[START]

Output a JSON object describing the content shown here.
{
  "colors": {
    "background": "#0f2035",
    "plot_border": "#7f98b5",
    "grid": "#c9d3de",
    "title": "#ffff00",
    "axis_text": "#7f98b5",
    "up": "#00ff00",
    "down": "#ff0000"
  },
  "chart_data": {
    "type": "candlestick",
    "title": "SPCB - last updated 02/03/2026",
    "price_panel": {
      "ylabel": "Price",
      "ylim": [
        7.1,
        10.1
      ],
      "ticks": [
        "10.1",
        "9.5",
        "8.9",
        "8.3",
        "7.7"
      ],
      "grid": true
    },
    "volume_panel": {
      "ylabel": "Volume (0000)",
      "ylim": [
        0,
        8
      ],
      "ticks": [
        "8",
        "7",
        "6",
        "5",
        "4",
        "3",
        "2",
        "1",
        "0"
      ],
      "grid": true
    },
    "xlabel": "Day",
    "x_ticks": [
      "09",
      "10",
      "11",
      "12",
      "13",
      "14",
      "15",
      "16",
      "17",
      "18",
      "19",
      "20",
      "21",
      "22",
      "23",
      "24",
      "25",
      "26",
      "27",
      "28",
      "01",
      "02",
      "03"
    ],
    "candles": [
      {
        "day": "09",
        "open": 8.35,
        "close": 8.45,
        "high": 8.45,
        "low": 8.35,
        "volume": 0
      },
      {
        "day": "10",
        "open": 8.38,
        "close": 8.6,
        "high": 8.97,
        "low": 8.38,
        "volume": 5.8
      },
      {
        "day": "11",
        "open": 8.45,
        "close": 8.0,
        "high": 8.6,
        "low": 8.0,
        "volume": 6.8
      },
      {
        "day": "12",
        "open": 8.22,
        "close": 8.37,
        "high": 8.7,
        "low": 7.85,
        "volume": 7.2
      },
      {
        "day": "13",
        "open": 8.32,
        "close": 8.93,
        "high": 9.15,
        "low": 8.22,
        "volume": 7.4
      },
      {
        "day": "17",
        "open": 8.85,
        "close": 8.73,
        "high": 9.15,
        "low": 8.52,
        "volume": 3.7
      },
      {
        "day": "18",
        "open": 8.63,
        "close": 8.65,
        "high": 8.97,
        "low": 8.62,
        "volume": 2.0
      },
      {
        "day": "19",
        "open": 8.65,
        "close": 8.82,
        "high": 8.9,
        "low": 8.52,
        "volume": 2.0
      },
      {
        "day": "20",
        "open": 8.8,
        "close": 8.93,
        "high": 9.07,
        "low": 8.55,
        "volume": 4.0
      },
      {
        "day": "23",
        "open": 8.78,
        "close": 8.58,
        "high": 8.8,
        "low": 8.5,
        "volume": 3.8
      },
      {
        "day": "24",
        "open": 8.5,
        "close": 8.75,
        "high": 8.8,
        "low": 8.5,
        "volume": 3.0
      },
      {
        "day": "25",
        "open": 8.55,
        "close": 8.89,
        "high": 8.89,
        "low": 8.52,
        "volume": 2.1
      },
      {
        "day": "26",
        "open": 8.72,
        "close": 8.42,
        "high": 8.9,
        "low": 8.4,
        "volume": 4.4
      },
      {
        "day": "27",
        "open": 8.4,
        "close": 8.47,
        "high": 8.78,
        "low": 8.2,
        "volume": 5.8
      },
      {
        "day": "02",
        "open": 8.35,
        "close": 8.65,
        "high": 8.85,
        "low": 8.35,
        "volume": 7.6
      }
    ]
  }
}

[END]

Reproduce each line holding the word "title".

> _RESPONSE TO THIS EXERCISE_:
    "title": "#ffff00",
    "title": "SPCB - last updated 02/03/2026",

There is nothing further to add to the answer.